### Written request
Please transcribe the records precisely; pictures stay out of your copy.

━━ Information shown ━━

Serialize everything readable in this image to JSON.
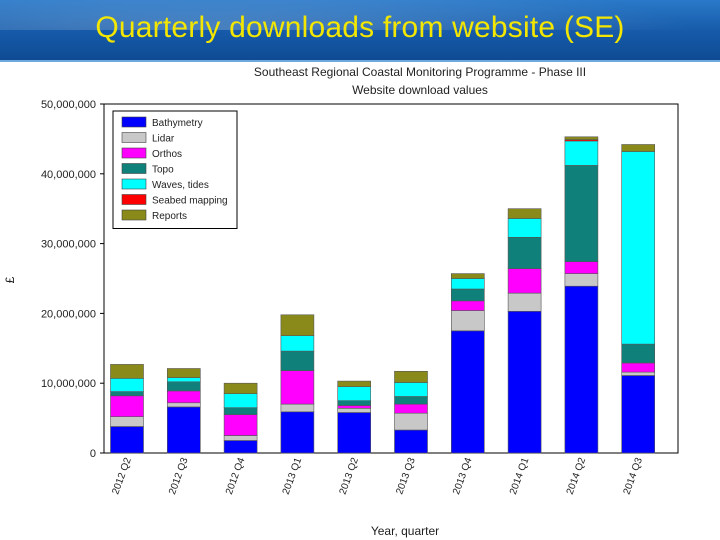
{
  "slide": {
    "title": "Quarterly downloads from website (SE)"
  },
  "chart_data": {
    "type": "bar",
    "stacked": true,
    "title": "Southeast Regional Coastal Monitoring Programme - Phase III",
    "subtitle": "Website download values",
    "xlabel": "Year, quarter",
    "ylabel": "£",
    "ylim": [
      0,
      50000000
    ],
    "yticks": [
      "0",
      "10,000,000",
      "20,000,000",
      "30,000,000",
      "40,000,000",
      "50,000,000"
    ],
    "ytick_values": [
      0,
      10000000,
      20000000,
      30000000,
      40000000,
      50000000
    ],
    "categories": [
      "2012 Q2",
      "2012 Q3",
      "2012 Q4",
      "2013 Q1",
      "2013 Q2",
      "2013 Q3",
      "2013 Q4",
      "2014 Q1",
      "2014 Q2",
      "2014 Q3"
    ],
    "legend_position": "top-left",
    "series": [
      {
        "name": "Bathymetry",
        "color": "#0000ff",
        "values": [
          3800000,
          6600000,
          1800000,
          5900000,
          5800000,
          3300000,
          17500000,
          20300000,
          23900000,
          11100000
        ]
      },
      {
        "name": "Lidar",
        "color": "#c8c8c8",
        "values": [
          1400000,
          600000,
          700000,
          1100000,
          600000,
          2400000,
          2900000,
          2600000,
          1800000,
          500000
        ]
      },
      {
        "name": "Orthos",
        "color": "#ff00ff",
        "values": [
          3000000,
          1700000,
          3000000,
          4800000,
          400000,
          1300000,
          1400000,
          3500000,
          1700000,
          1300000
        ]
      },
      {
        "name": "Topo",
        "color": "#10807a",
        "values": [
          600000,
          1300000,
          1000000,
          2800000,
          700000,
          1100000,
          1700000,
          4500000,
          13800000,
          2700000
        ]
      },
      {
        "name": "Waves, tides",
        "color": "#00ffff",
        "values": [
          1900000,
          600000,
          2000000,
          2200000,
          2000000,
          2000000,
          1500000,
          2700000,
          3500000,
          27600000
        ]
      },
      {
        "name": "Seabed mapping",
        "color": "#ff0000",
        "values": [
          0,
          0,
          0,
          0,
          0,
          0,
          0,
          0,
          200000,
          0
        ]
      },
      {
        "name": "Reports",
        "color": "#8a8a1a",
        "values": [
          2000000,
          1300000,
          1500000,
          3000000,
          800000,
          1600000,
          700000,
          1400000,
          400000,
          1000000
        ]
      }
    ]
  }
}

━━━

### Answer for the task
Serialize everything readable in this image to JSON.
{
  "slide": {
    "title": "Quarterly downloads from website (SE)"
  },
  "chart_data": {
    "type": "bar",
    "stacked": true,
    "title": "Southeast Regional Coastal Monitoring Programme - Phase III",
    "subtitle": "Website download values",
    "xlabel": "Year, quarter",
    "ylabel": "£",
    "ylim": [
      0,
      50000000
    ],
    "yticks": [
      "0",
      "10,000,000",
      "20,000,000",
      "30,000,000",
      "40,000,000",
      "50,000,000"
    ],
    "ytick_values": [
      0,
      10000000,
      20000000,
      30000000,
      40000000,
      50000000
    ],
    "categories": [
      "2012 Q2",
      "2012 Q3",
      "2012 Q4",
      "2013 Q1",
      "2013 Q2",
      "2013 Q3",
      "2013 Q4",
      "2014 Q1",
      "2014 Q2",
      "2014 Q3"
    ],
    "legend_position": "top-left",
    "series": [
      {
        "name": "Bathymetry",
        "color": "#0000ff",
        "values": [
          3800000,
          6600000,
          1800000,
          5900000,
          5800000,
          3300000,
          17500000,
          20300000,
          23900000,
          11100000
        ]
      },
      {
        "name": "Lidar",
        "color": "#c8c8c8",
        "values": [
          1400000,
          600000,
          700000,
          1100000,
          600000,
          2400000,
          2900000,
          2600000,
          1800000,
          500000
        ]
      },
      {
        "name": "Orthos",
        "color": "#ff00ff",
        "values": [
          3000000,
          1700000,
          3000000,
          4800000,
          400000,
          1300000,
          1400000,
          3500000,
          1700000,
          1300000
        ]
      },
      {
        "name": "Topo",
        "color": "#10807a",
        "values": [
          600000,
          1300000,
          1000000,
          2800000,
          700000,
          1100000,
          1700000,
          4500000,
          13800000,
          2700000
        ]
      },
      {
        "name": "Waves, tides",
        "color": "#00ffff",
        "values": [
          1900000,
          600000,
          2000000,
          2200000,
          2000000,
          2000000,
          1500000,
          2700000,
          3500000,
          27600000
        ]
      },
      {
        "name": "Seabed mapping",
        "color": "#ff0000",
        "values": [
          0,
          0,
          0,
          0,
          0,
          0,
          0,
          0,
          200000,
          0
        ]
      },
      {
        "name": "Reports",
        "color": "#8a8a1a",
        "values": [
          2000000,
          1300000,
          1500000,
          3000000,
          800000,
          1600000,
          700000,
          1400000,
          400000,
          1000000
        ]
      }
    ]
  }
}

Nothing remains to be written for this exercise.